:: EXERCISE INPUTS

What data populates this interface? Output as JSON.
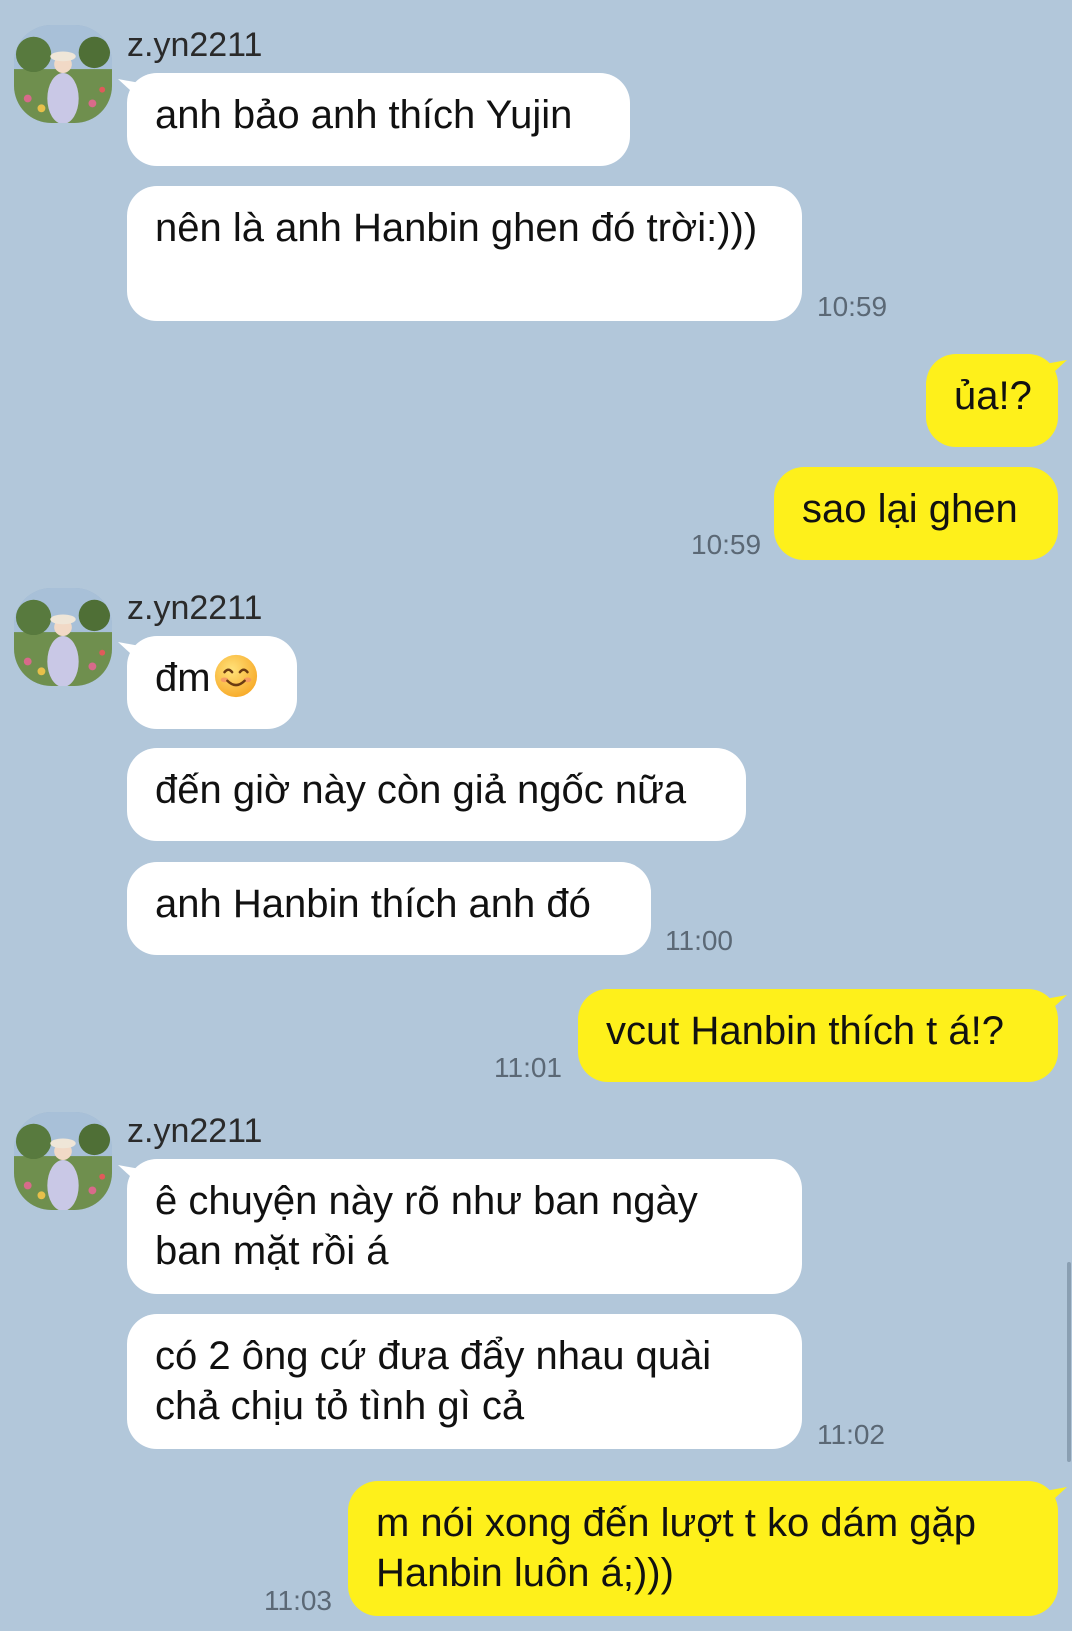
{
  "groups": [
    {
      "sender": "z.yn2211",
      "messages": [
        "anh bảo anh thích Yujin",
        "nên là anh Hanbin ghen đó trời:)))"
      ],
      "time": "10:59"
    },
    {
      "outgoing": true,
      "messages": [
        "ủa!?",
        "sao lại ghen"
      ],
      "time": "10:59"
    },
    {
      "sender": "z.yn2211",
      "messages": [
        "đm",
        "đến giờ này còn giả ngốc nữa",
        "anh Hanbin thích anh đó"
      ],
      "emoji": "smiling-face-emoji",
      "time": "11:00"
    },
    {
      "outgoing": true,
      "messages": [
        "vcut Hanbin thích t á!?"
      ],
      "time": "11:01"
    },
    {
      "sender": "z.yn2211",
      "messages": [
        "ê chuyện này rõ như ban ngày ban mặt rồi á",
        "có 2 ông cứ đưa đẩy nhau quài chả chịu tỏ tình gì cả"
      ],
      "time": "11:02"
    },
    {
      "outgoing": true,
      "messages": [
        "m nói xong đến lượt t ko dám gặp Hanbin luôn á;)))"
      ],
      "time": "11:03"
    }
  ],
  "colors": {
    "background": "#b2c7da",
    "incoming_bubble": "#ffffff",
    "outgoing_bubble": "#fef01b",
    "timestamp": "#5b6875"
  }
}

::::

--- DIRECTION ---
Without the pictures, write out the whole listing above exactly as it appears.

--- EXERCISE SOLUTION ---
What data populates this interface? Output as JSON.
{
  "groups": [
    {
      "sender": "z.yn2211",
      "messages": [
        "anh bảo anh thích Yujin",
        "nên là anh Hanbin ghen đó trời:)))"
      ],
      "time": "10:59"
    },
    {
      "outgoing": true,
      "messages": [
        "ủa!?",
        "sao lại ghen"
      ],
      "time": "10:59"
    },
    {
      "sender": "z.yn2211",
      "messages": [
        "đm",
        "đến giờ này còn giả ngốc nữa",
        "anh Hanbin thích anh đó"
      ],
      "emoji": "smiling-face-emoji",
      "time": "11:00"
    },
    {
      "outgoing": true,
      "messages": [
        "vcut Hanbin thích t á!?"
      ],
      "time": "11:01"
    },
    {
      "sender": "z.yn2211",
      "messages": [
        "ê chuyện này rõ như ban ngày ban mặt rồi á",
        "có 2 ông cứ đưa đẩy nhau quài chả chịu tỏ tình gì cả"
      ],
      "time": "11:02"
    },
    {
      "outgoing": true,
      "messages": [
        "m nói xong đến lượt t ko dám gặp Hanbin luôn á;)))"
      ],
      "time": "11:03"
    }
  ],
  "colors": {
    "background": "#b2c7da",
    "incoming_bubble": "#ffffff",
    "outgoing_bubble": "#fef01b",
    "timestamp": "#5b6875"
  }
}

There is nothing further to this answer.